EXERCISE OBJECTIVE: Gather all lines in the entries that include the word "子卿尚复谁为乎".

SUPPLIED RECORDS:

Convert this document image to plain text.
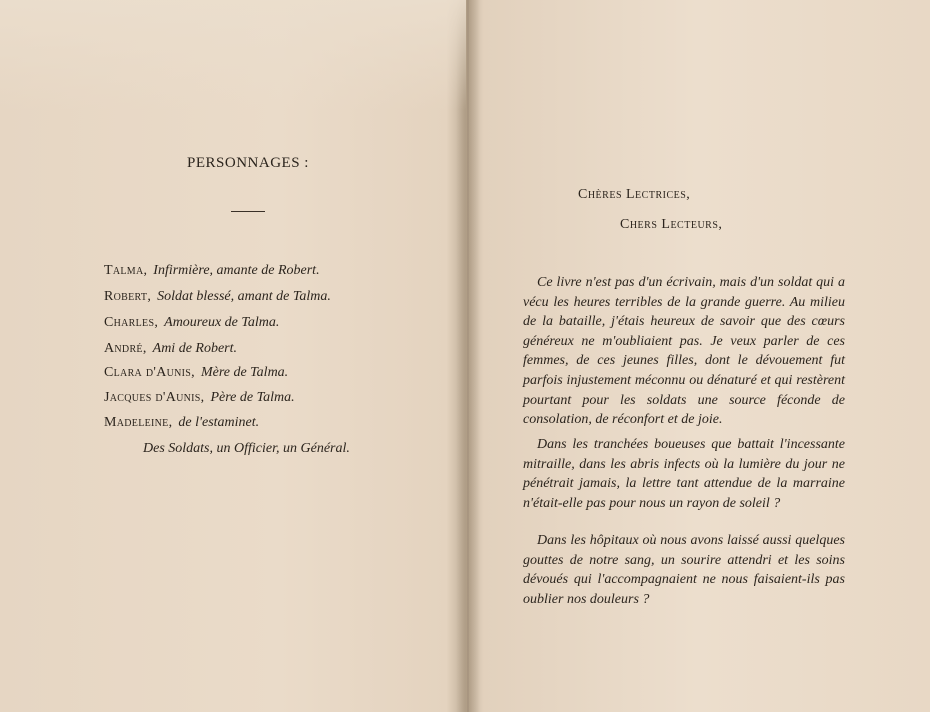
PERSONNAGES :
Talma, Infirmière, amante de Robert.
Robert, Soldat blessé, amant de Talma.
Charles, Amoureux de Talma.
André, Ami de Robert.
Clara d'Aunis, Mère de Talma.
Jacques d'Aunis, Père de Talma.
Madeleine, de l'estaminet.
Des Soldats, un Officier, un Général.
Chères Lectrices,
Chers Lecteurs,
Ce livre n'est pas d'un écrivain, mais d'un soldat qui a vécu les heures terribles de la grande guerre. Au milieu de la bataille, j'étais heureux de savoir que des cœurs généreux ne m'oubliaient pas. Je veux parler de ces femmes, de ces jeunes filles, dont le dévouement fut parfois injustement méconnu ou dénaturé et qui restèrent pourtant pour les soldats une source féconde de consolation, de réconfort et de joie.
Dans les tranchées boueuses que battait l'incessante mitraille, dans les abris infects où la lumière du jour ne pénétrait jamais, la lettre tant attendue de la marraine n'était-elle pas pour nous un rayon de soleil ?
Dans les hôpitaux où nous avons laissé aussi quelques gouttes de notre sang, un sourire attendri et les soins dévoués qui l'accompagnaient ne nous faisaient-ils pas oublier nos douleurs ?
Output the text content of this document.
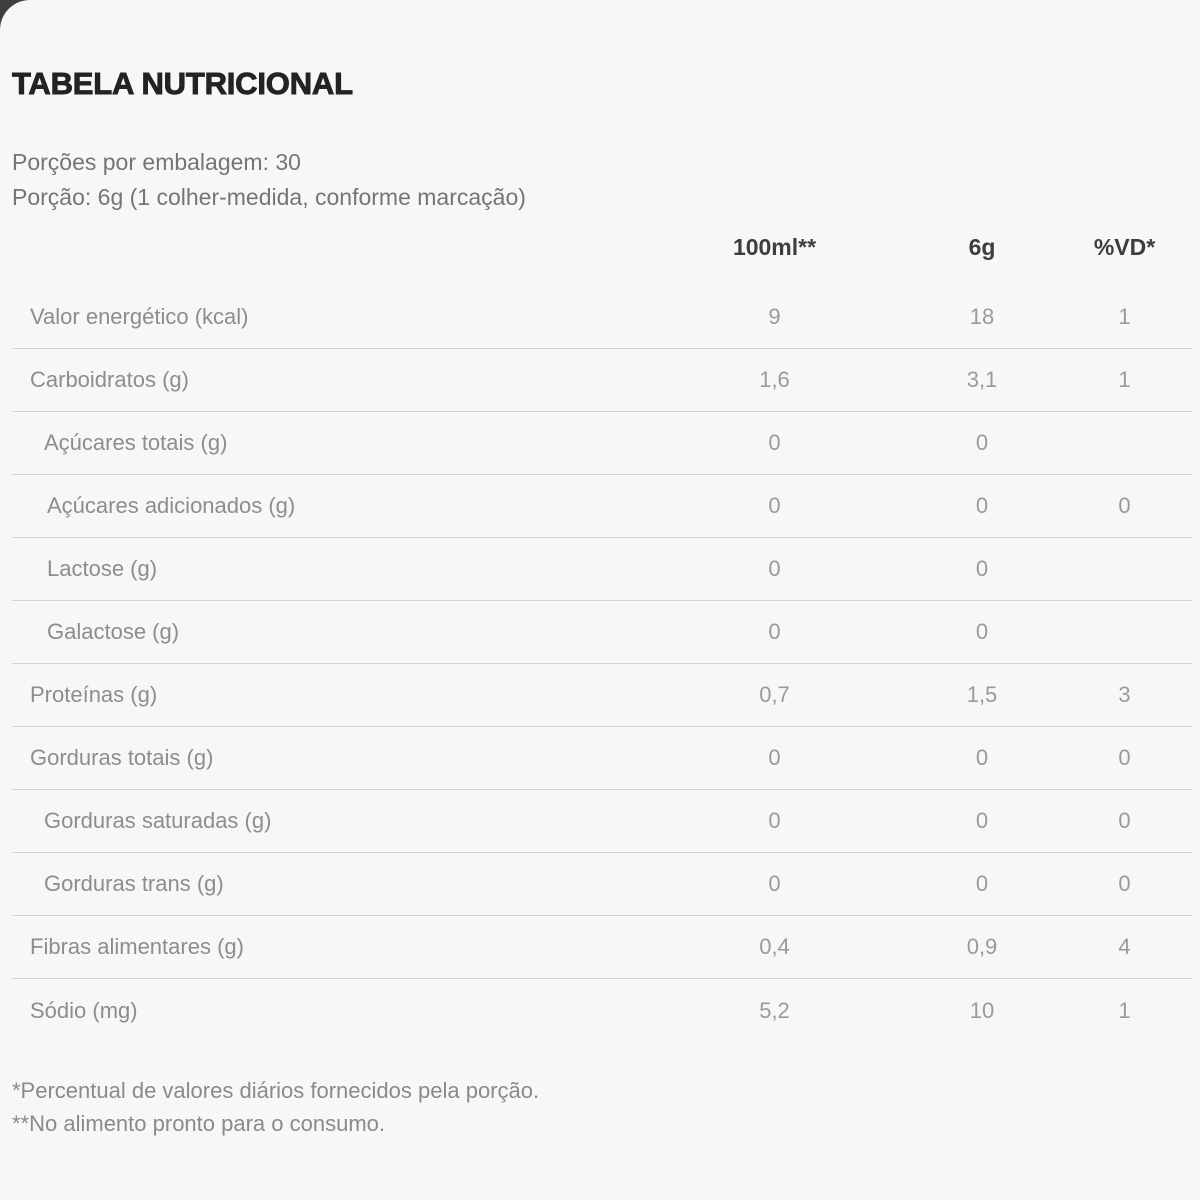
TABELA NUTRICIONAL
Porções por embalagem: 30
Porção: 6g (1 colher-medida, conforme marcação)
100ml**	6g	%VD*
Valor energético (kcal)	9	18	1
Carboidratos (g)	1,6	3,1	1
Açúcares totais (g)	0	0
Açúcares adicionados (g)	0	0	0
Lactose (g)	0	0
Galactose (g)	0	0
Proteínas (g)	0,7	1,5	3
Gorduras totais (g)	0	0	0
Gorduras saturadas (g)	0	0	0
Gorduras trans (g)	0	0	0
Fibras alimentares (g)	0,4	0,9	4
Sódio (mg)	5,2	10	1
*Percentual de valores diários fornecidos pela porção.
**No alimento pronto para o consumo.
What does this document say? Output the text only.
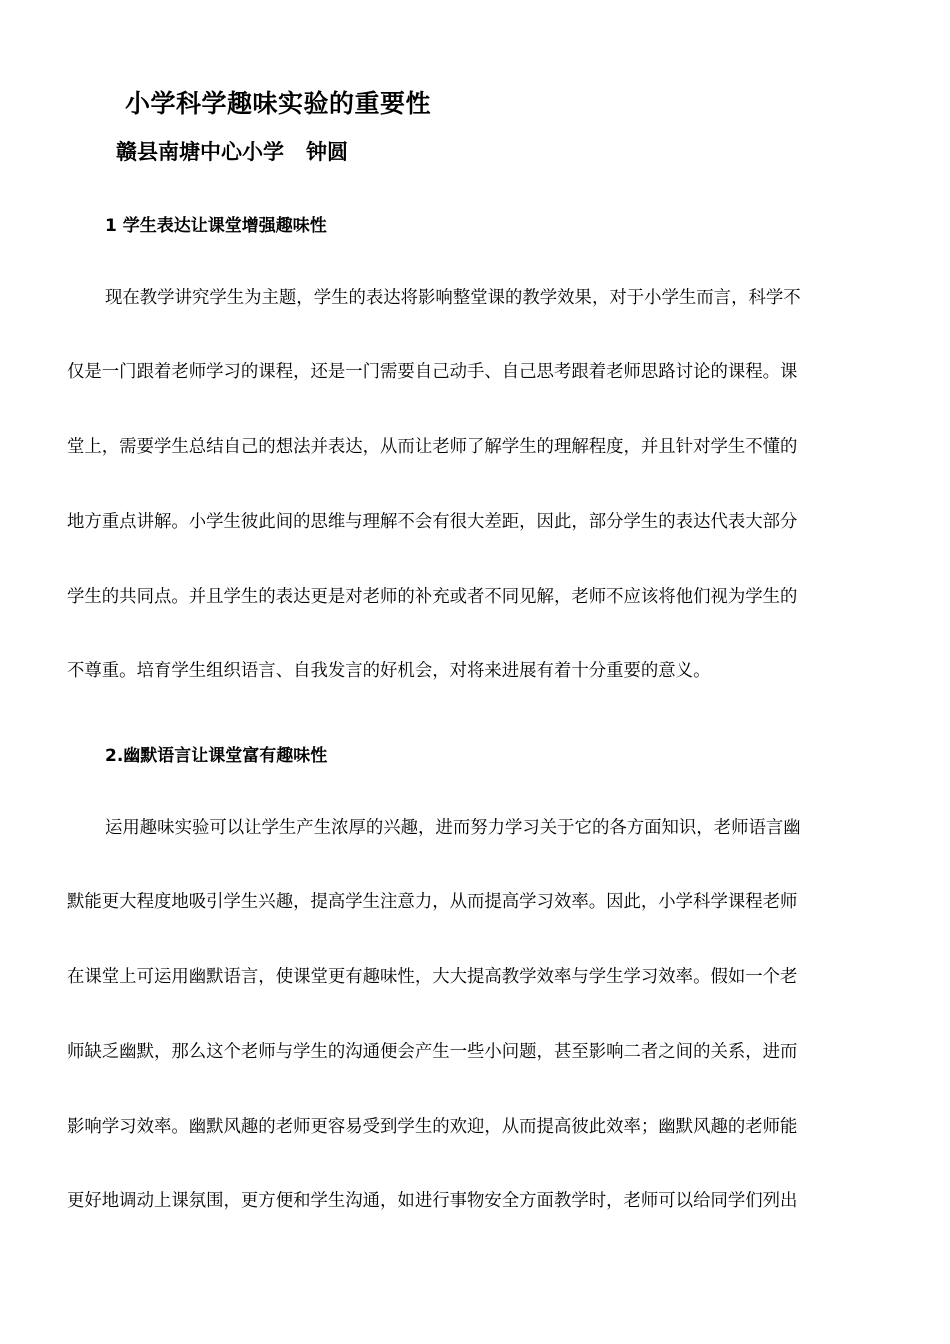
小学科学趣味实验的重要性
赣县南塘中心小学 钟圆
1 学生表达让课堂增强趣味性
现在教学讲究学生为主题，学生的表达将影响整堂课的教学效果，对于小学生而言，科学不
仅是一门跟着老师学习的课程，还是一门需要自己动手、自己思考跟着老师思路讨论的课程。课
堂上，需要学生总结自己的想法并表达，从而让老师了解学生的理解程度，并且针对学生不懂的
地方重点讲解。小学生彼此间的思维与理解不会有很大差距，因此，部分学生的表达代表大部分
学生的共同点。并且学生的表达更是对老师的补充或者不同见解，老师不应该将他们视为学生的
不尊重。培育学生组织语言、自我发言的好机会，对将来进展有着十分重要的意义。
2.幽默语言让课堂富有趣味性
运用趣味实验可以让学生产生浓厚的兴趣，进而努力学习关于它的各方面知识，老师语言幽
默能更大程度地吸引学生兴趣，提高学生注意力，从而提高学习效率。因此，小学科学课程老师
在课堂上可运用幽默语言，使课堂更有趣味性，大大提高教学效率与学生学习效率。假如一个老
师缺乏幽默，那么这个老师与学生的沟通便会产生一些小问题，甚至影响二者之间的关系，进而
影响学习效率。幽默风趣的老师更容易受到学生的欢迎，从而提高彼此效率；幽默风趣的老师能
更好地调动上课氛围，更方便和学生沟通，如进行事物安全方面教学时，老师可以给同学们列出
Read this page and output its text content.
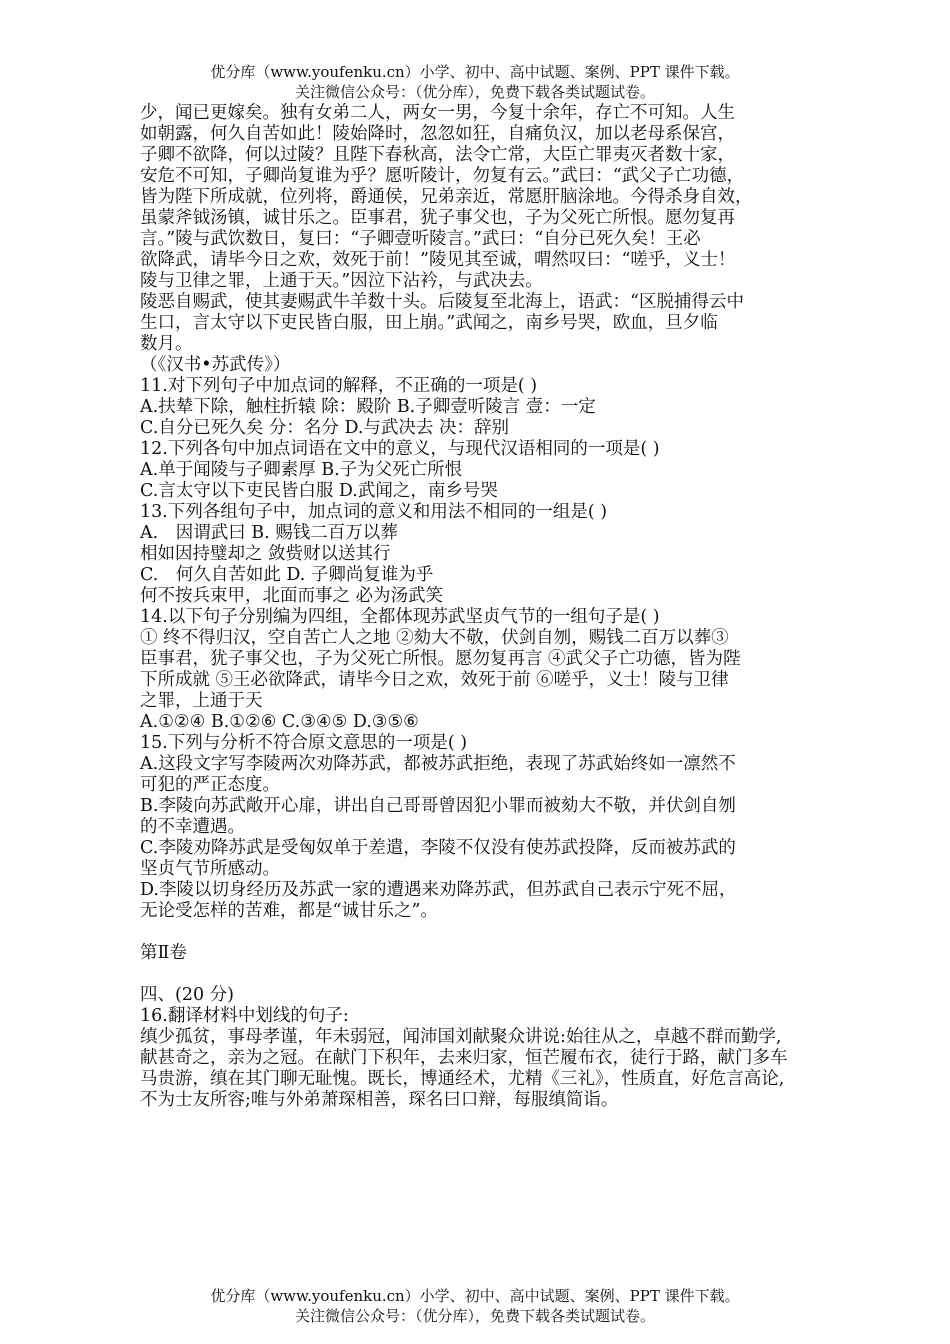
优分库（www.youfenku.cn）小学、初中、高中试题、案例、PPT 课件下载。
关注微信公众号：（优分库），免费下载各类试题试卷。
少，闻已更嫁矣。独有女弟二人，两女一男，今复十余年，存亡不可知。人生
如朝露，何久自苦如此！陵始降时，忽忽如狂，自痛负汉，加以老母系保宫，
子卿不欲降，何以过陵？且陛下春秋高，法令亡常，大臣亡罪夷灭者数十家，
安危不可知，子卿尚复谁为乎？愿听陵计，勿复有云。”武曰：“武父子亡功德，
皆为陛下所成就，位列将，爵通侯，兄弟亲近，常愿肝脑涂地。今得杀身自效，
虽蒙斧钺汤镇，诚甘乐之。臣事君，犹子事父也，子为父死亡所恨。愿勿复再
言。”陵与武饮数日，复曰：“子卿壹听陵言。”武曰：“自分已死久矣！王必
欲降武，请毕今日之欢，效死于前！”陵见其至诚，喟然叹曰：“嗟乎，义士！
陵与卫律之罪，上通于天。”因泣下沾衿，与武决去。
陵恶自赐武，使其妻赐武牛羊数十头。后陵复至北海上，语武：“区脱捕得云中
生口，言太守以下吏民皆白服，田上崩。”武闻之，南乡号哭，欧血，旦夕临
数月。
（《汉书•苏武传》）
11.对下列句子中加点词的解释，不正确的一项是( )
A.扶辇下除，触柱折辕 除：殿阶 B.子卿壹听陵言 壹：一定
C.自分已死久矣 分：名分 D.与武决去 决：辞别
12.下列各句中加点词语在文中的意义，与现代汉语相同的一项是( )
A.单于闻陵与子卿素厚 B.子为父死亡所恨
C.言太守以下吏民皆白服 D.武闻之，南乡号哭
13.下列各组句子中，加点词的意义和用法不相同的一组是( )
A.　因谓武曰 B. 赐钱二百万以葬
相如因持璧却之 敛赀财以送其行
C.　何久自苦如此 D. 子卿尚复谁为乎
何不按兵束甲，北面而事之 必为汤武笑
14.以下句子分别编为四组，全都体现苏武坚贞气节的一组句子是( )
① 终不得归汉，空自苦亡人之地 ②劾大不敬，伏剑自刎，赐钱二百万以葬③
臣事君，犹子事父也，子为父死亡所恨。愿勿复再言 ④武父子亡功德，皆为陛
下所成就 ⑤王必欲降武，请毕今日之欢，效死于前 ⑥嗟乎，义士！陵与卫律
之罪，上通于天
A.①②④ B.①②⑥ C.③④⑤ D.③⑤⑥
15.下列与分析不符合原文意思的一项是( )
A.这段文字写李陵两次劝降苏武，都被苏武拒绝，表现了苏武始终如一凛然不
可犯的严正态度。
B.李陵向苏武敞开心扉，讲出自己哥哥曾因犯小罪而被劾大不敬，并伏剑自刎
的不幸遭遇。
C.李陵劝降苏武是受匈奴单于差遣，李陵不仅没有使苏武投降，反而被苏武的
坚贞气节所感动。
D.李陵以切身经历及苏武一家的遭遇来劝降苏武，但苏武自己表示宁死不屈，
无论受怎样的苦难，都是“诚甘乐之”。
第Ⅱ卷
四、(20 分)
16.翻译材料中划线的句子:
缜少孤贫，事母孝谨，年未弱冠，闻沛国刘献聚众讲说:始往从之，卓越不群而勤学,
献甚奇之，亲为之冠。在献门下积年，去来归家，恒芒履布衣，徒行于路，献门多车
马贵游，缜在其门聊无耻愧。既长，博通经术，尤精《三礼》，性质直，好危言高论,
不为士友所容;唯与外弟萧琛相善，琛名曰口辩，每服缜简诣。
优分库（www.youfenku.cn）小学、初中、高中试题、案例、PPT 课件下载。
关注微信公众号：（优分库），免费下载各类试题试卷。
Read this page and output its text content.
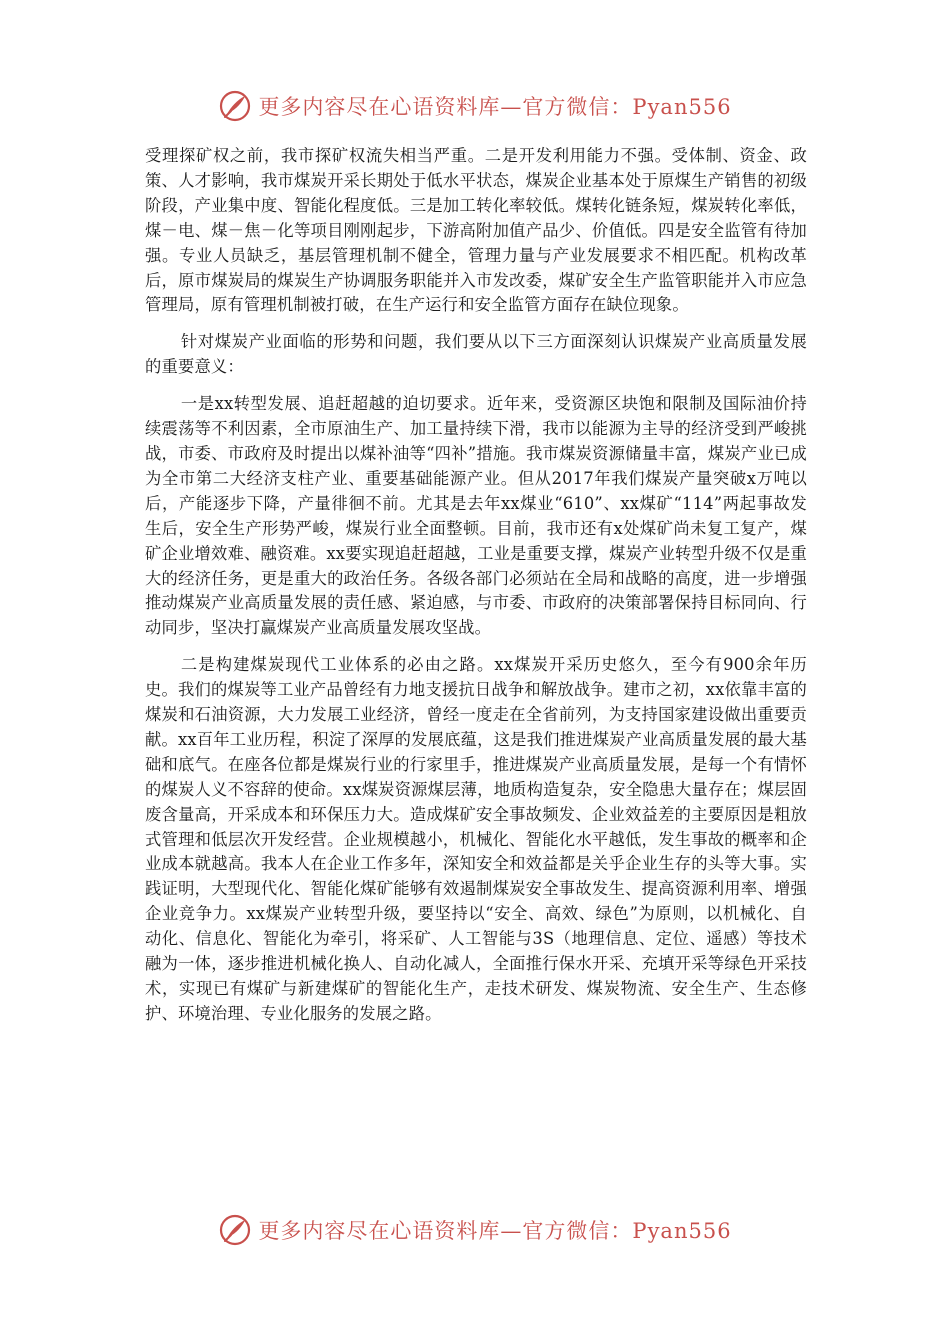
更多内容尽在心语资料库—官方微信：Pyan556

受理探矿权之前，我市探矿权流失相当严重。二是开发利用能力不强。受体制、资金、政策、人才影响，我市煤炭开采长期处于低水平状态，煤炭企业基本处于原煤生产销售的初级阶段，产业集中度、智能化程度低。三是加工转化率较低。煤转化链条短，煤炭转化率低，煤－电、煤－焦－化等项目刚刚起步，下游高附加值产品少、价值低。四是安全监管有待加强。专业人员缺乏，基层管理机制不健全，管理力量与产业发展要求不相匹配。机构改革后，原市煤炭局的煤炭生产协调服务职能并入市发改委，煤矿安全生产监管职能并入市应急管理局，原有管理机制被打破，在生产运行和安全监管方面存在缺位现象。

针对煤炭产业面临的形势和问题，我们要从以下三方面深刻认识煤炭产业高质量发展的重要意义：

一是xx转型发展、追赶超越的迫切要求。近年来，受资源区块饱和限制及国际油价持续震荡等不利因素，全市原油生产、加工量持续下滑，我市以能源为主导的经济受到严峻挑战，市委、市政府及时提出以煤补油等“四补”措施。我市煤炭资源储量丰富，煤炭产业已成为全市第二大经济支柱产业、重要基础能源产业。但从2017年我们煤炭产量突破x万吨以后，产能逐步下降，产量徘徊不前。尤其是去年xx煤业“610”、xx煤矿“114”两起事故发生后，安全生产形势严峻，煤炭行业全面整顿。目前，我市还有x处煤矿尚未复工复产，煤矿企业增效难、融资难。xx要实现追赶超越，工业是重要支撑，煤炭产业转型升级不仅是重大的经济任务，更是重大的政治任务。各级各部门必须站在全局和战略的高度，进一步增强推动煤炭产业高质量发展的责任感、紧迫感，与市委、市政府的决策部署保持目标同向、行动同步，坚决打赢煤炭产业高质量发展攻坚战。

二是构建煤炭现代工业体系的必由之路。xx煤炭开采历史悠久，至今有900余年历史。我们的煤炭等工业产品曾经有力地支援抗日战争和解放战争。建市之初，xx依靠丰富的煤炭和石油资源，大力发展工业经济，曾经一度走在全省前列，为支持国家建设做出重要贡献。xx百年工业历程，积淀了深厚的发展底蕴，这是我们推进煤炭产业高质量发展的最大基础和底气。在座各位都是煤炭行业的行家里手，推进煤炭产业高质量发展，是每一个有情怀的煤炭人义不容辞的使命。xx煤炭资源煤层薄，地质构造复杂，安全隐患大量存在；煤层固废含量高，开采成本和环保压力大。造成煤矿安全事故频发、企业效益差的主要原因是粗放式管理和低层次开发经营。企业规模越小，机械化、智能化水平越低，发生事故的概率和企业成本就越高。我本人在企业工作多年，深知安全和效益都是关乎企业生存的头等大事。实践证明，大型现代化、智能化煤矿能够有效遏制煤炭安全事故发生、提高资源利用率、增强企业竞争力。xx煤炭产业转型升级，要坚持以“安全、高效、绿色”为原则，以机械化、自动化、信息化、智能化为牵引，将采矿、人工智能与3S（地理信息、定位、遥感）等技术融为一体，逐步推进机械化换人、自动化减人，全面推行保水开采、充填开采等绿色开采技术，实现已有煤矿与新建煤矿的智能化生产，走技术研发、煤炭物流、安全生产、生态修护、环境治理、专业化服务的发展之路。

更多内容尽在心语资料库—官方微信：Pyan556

CORRECT ANSWER:
安危不可知，子卿尚复谁为乎？愿听陵计，勿复有云。”武曰：“武父子亡功德，
C.　何久自苦如此 D. 子卿尚复谁为乎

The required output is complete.